[Entries taken from a collection]
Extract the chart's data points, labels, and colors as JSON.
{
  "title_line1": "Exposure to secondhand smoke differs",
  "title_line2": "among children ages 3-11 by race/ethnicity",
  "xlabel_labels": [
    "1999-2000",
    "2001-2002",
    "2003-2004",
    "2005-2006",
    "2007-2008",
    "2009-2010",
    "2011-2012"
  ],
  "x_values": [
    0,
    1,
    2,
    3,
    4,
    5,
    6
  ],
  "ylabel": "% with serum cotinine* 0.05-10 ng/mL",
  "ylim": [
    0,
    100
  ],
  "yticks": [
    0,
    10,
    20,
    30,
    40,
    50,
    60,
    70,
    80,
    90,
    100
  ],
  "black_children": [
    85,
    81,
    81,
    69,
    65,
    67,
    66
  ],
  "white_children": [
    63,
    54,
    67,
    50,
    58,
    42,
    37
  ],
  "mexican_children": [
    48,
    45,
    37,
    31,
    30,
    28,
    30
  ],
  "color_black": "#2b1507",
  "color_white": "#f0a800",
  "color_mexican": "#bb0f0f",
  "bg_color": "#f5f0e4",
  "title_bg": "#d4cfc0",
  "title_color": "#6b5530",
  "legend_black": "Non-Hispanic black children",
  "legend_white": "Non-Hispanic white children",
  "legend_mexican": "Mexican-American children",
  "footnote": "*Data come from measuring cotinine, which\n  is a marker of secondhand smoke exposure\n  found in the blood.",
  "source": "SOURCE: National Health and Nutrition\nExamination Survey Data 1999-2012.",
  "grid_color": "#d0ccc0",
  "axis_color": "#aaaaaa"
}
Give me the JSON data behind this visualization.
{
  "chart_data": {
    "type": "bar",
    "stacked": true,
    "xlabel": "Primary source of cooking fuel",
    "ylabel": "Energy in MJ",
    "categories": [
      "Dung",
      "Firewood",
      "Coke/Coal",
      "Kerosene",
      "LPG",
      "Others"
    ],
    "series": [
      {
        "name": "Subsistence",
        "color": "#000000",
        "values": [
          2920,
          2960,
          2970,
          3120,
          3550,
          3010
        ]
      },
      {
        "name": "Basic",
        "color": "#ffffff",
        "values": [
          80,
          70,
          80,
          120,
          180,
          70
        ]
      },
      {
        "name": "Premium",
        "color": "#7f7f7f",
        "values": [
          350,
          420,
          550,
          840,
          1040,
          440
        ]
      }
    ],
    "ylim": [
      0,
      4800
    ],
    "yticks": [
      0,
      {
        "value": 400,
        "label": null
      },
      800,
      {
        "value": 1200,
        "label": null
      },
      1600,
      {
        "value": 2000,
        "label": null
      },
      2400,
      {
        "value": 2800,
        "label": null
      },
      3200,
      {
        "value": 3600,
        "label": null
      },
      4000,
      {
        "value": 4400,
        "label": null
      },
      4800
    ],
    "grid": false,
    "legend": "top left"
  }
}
--
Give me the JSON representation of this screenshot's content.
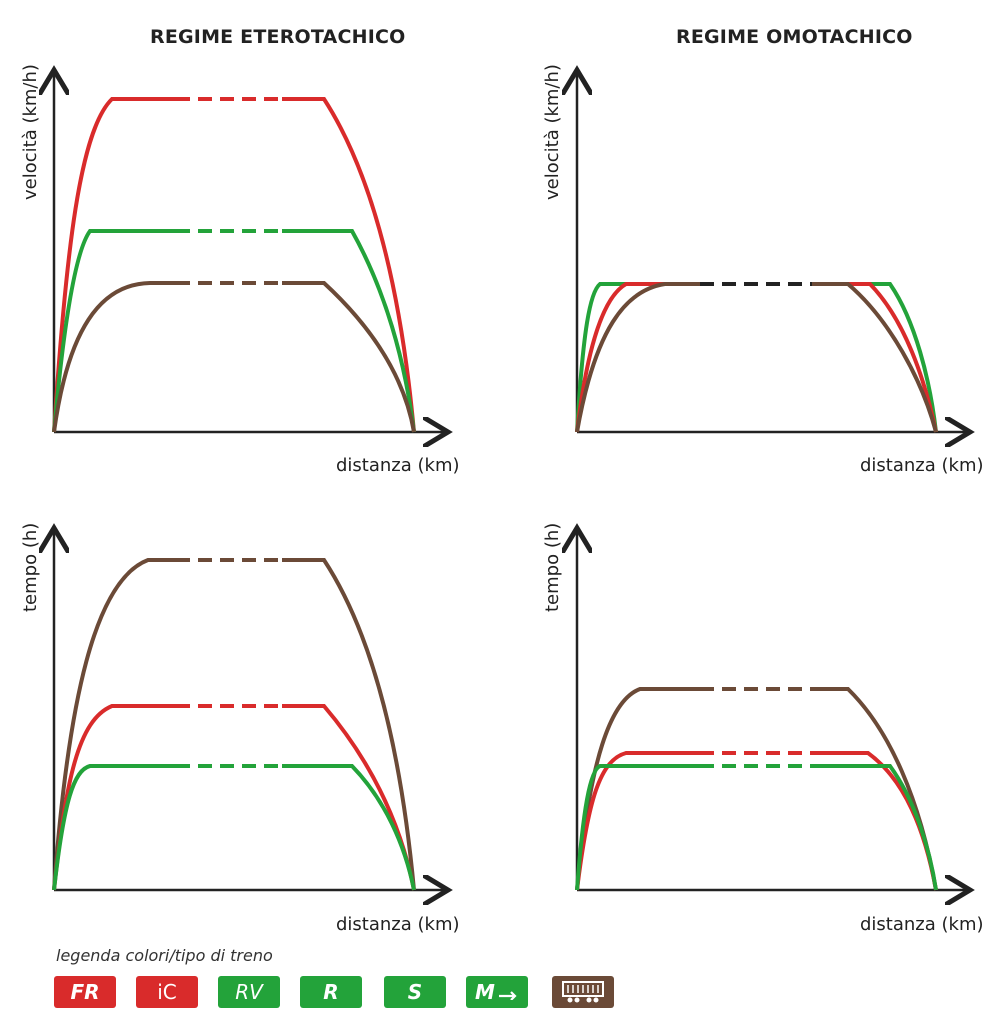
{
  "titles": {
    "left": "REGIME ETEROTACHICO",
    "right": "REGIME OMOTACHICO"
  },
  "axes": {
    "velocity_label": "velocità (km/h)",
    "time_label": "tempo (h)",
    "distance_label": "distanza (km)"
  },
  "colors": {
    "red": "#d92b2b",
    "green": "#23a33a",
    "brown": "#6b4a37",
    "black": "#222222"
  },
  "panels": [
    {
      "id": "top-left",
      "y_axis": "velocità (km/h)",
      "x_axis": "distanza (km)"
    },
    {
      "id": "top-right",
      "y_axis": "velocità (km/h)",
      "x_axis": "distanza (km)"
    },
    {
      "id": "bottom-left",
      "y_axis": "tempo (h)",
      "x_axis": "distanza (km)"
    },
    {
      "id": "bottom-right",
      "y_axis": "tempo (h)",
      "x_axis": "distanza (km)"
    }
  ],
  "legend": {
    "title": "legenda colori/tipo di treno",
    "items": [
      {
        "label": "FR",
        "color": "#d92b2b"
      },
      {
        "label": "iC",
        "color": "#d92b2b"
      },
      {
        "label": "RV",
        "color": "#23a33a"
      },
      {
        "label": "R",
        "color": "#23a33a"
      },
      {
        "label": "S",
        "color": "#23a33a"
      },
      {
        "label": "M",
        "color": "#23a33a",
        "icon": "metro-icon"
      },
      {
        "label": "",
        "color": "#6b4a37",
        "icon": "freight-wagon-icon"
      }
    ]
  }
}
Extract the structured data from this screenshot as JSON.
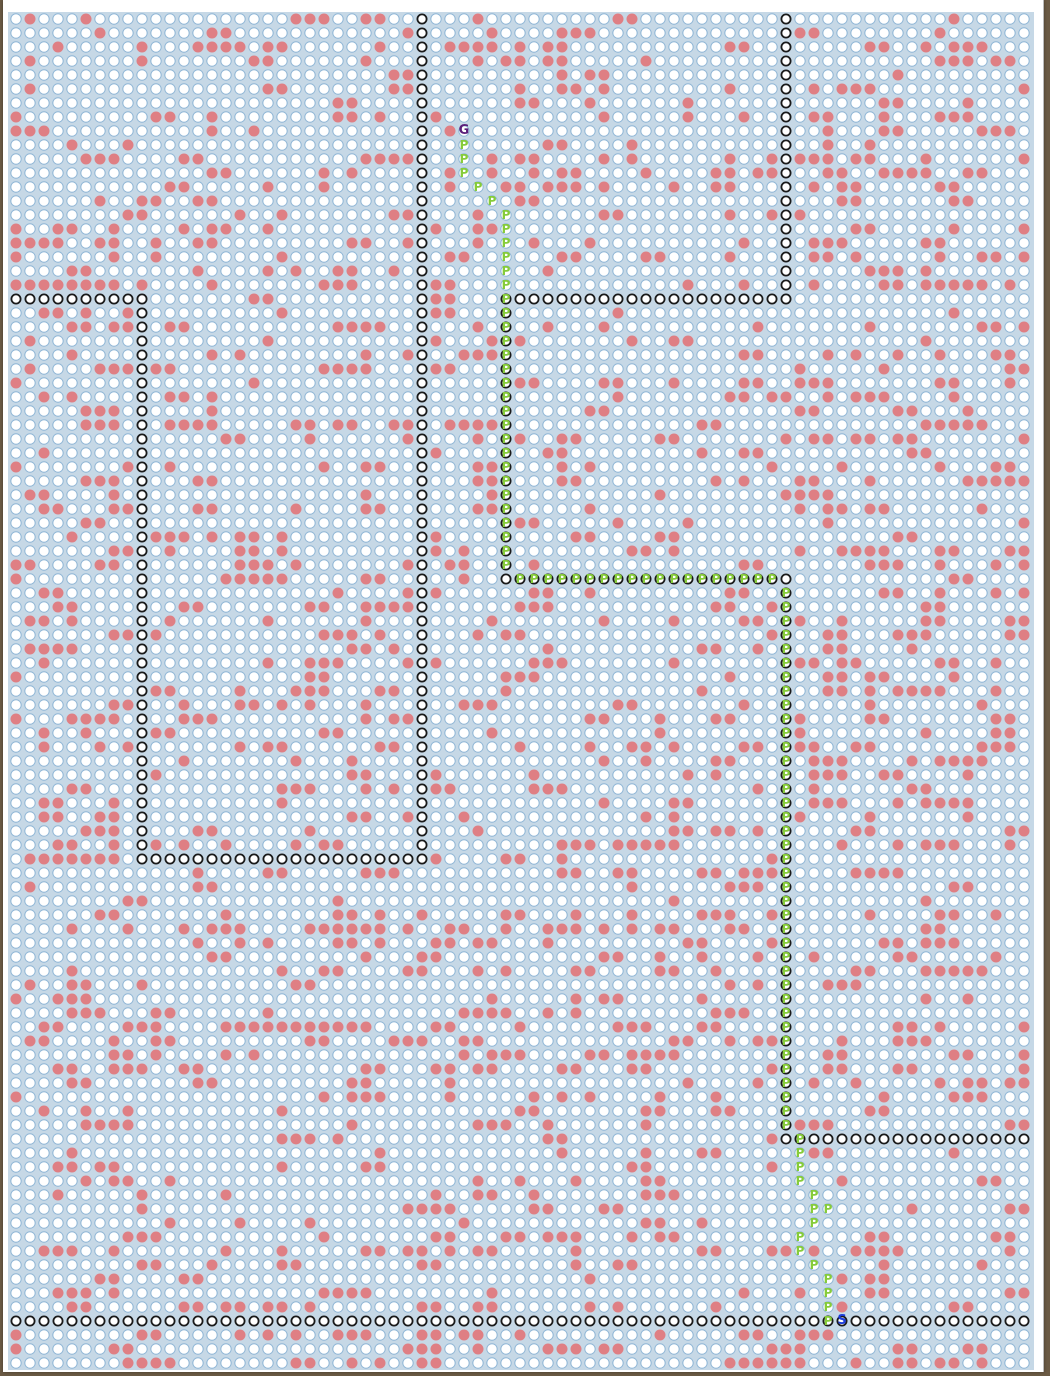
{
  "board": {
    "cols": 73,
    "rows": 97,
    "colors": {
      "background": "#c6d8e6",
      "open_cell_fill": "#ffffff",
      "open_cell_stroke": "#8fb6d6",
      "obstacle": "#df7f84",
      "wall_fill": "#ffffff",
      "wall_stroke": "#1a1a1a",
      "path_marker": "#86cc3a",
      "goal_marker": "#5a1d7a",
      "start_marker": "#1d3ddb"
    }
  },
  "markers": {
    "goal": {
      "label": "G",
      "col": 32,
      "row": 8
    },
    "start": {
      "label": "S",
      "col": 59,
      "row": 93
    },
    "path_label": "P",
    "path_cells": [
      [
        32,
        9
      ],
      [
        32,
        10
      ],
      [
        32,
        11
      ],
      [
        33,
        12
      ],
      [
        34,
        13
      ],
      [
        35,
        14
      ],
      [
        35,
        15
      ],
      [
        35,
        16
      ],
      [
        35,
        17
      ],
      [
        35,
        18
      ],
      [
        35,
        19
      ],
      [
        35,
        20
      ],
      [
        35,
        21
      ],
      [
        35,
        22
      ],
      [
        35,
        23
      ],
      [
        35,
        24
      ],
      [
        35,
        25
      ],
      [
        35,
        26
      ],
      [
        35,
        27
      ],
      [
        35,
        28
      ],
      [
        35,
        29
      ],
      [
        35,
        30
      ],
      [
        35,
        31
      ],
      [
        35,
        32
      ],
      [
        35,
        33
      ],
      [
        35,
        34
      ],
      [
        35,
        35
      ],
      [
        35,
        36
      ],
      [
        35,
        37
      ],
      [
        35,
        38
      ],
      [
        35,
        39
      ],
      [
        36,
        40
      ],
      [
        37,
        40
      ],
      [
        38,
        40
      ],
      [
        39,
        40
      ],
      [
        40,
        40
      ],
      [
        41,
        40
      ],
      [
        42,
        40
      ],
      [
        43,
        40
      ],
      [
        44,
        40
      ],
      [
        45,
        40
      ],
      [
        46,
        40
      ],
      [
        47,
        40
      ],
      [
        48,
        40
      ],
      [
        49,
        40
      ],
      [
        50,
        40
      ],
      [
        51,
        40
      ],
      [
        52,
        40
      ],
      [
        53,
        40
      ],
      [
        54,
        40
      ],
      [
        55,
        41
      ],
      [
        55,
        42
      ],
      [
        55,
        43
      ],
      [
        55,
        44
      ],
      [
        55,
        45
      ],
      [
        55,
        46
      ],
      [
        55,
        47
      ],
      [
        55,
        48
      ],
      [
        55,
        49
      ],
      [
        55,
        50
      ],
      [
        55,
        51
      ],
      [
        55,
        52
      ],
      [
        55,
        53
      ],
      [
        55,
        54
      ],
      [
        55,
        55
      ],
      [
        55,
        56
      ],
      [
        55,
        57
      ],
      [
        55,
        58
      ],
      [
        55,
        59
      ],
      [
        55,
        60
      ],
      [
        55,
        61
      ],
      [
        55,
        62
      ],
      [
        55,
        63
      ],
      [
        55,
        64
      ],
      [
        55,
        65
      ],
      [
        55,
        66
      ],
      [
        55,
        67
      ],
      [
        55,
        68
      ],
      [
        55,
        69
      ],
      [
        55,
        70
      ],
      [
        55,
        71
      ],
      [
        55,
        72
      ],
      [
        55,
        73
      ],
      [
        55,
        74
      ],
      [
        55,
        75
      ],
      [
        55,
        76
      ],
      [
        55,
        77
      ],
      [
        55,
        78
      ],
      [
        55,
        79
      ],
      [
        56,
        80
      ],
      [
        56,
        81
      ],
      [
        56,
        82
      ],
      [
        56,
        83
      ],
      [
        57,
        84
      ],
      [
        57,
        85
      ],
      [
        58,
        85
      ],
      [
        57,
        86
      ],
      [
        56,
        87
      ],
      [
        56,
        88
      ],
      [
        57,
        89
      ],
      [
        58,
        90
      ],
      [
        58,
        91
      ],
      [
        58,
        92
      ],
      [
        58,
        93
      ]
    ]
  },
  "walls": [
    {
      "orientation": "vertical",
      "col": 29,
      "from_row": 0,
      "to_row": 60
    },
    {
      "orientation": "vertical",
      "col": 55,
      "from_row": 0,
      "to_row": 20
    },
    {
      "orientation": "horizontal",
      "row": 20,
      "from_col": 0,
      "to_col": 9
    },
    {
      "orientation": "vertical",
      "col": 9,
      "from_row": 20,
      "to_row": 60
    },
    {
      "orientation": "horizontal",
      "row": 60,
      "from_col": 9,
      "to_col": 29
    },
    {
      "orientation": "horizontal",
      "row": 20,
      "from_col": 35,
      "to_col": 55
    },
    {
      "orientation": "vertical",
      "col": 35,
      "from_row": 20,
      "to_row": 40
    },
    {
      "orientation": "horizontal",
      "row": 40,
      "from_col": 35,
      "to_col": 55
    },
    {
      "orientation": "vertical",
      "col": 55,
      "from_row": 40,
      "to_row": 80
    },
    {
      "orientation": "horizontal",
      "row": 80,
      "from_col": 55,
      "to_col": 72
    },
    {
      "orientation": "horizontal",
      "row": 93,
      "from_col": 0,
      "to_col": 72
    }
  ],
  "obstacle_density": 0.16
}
---
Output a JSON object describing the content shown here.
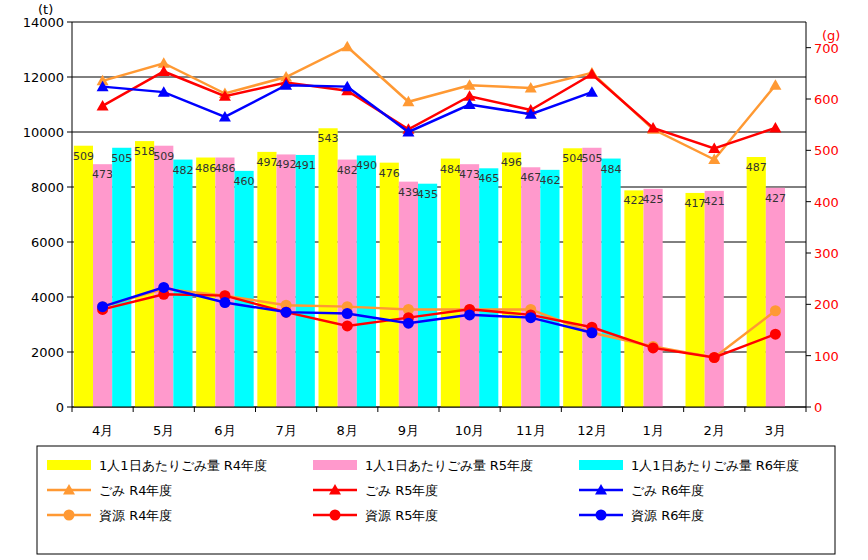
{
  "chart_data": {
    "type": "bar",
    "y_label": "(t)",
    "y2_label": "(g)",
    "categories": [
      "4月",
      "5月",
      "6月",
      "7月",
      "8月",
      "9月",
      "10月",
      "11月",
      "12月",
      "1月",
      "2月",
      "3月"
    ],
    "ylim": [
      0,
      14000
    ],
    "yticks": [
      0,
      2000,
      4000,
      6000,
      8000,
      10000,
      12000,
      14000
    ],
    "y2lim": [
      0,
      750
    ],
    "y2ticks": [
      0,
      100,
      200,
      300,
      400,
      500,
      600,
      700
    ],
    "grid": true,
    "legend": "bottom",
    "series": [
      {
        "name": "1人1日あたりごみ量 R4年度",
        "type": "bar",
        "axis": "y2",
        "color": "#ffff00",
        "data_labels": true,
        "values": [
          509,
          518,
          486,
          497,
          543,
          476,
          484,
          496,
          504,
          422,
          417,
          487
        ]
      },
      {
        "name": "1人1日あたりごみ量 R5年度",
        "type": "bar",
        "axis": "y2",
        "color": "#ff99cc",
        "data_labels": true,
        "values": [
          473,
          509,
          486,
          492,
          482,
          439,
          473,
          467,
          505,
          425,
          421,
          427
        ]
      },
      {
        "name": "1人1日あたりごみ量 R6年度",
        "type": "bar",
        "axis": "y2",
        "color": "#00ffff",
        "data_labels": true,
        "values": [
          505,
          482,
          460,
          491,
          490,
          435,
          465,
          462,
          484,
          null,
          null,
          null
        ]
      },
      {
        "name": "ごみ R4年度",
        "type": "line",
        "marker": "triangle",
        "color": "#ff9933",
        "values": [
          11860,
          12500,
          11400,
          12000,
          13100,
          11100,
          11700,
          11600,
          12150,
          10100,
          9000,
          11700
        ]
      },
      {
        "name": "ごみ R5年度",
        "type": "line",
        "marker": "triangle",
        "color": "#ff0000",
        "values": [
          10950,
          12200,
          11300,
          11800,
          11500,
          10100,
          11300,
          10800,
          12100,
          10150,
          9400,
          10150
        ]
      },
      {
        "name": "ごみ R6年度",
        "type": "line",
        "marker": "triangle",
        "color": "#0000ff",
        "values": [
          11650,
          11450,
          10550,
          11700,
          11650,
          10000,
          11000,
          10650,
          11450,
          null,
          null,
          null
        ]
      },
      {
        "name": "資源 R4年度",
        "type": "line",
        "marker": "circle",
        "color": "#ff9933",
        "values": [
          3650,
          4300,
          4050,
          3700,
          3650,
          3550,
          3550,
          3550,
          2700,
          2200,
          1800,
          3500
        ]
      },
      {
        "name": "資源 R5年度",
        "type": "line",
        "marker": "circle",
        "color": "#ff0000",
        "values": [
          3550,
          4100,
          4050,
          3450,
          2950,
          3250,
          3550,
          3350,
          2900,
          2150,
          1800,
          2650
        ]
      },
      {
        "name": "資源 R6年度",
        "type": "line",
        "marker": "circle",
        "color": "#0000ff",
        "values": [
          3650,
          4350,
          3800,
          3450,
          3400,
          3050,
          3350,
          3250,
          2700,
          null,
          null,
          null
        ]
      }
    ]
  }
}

What you need to do:
Scan the data above; copy every line where "screenshot" appears.

Full answer:
Give me the JSON representation of this screenshot's content.
Extract the structured data from this screenshot as JSON.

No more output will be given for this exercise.